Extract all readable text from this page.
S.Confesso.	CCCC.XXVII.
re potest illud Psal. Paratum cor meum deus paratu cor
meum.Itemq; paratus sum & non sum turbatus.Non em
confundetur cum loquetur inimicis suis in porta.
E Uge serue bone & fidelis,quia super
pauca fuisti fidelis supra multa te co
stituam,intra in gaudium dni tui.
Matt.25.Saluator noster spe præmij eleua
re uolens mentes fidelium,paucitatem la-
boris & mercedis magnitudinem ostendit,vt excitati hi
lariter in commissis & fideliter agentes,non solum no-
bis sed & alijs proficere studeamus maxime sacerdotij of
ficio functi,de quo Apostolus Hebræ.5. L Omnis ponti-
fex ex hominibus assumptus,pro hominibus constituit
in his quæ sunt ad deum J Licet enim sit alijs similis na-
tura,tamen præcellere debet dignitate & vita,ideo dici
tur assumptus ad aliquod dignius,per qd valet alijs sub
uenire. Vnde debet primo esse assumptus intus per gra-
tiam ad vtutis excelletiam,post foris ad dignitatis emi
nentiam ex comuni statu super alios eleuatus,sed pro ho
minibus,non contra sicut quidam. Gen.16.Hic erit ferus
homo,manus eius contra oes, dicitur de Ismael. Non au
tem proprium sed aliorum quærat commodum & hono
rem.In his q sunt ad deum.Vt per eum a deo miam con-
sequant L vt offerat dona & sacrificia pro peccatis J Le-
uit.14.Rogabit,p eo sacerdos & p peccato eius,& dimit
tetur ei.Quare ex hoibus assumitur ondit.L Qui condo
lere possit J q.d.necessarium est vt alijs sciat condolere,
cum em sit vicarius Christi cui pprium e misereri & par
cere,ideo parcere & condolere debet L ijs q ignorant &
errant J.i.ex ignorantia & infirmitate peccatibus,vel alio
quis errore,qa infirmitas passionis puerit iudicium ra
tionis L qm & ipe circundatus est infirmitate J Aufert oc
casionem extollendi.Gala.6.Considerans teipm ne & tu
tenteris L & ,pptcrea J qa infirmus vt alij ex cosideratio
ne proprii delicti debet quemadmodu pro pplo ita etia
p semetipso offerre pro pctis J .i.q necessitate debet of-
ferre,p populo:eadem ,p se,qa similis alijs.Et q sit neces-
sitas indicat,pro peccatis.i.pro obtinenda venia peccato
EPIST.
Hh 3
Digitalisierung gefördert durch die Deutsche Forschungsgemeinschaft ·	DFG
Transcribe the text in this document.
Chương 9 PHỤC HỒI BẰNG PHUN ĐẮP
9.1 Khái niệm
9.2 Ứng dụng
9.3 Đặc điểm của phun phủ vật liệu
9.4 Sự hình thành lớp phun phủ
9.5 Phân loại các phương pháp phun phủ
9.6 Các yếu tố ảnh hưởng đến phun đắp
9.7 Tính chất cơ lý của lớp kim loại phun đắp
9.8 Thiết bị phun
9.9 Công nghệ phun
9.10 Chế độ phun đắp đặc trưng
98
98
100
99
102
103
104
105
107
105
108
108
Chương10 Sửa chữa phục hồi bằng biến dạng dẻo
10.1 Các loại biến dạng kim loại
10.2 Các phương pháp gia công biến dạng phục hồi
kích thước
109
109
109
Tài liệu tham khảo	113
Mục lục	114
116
§ §
Brief:
Extract every entry above as it appears.

Task result:
Extract all readable text from this page.
S.Confesso.	CCCC.XXVII.
re potest illud Psal. Paratum cor meum deus paratu cor
meum.Itemq; paratus sum & non sum turbatus.Non em
confundetur cum loquetur inimicis suis in porta.
E Uge serue bone & fidelis,quia super
pauca fuisti fidelis supra multa te co
stituam,intra in gaudium dni tui.
Matt.25.Saluator noster spe præmij eleua
re uolens mentes fidelium,paucitatem la-
boris & mercedis magnitudinem ostendit,vt excitati hi
lariter in commissis & fideliter agentes,non solum no-
bis sed & alijs proficere studeamus maxime sacerdotij of
ficio functi,de quo Apostolus Hebræ.5. L Omnis ponti-
fex ex hominibus assumptus,pro hominibus constituit
in his quæ sunt ad deum J Licet enim sit alijs similis na-
tura,tamen præcellere debet dignitate & vita,ideo dici
tur assumptus ad aliquod dignius,per qd valet alijs sub
uenire. Vnde debet primo esse assumptus intus per gra-
tiam ad vtutis excelletiam,post foris ad dignitatis emi
nentiam ex comuni statu super alios eleuatus,sed pro ho
minibus,non contra sicut quidam. Gen.16.Hic erit ferus
homo,manus eius contra oes, dicitur de Ismael. Non au
tem proprium sed aliorum quærat commodum & hono
rem.In his q sunt ad deum.Vt per eum a deo miam con-
sequant L vt offerat dona & sacrificia pro peccatis J Le-
uit.14.Rogabit,p eo sacerdos & p peccato eius,& dimit
tetur ei.Quare ex hoibus assumitur ondit.L Qui condo
lere possit J q.d.necessarium est vt alijs sciat condolere,
cum em sit vicarius Christi cui pprium e misereri & par
cere,ideo parcere & condolere debet L ijs q ignorant &
errant J.i.ex ignorantia & infirmitate peccatibus,vel alio
quis errore,qa infirmitas passionis puerit iudicium ra
tionis L qm & ipe circundatus est infirmitate J Aufert oc
casionem extollendi.Gala.6.Considerans teipm ne & tu
tenteris L & ,pptcrea J qa infirmus vt alij ex cosideratio
ne proprii delicti debet quemadmodu pro pplo ita etia
p semetipso offerre pro pctis J .i.q necessitate debet of-
ferre,p populo:eadem ,p se,qa similis alijs.Et q sit neces-
sitas indicat,pro peccatis.i.pro obtinenda venia peccato
EPIST.
Hh 3
Digitalisierung gefördert durch die Deutsche Forschungsgemeinschaft ·	DFG
Transcribe the text in this document.
Chương 9 PHỤC HỒI BẰNG PHUN ĐẮP
9.1 Khái niệm
9.2 Ứng dụng
9.3 Đặc điểm của phun phủ vật liệu
9.4 Sự hình thành lớp phun phủ
9.5 Phân loại các phương pháp phun phủ
9.6 Các yếu tố ảnh hưởng đến phun đắp
9.7 Tính chất cơ lý của lớp kim loại phun đắp
9.8 Thiết bị phun
9.9 Công nghệ phun
9.10 Chế độ phun đắp đặc trưng
98
98
100
99
102
103
104
105
107
105
108
108
Chương10 Sửa chữa phục hồi bằng biến dạng dẻo
10.1 Các loại biến dạng kim loại
10.2 Các phương pháp gia công biến dạng phục hồi
kích thước
109
109
109
Tài liệu tham khảo	113
Mục lục	114
116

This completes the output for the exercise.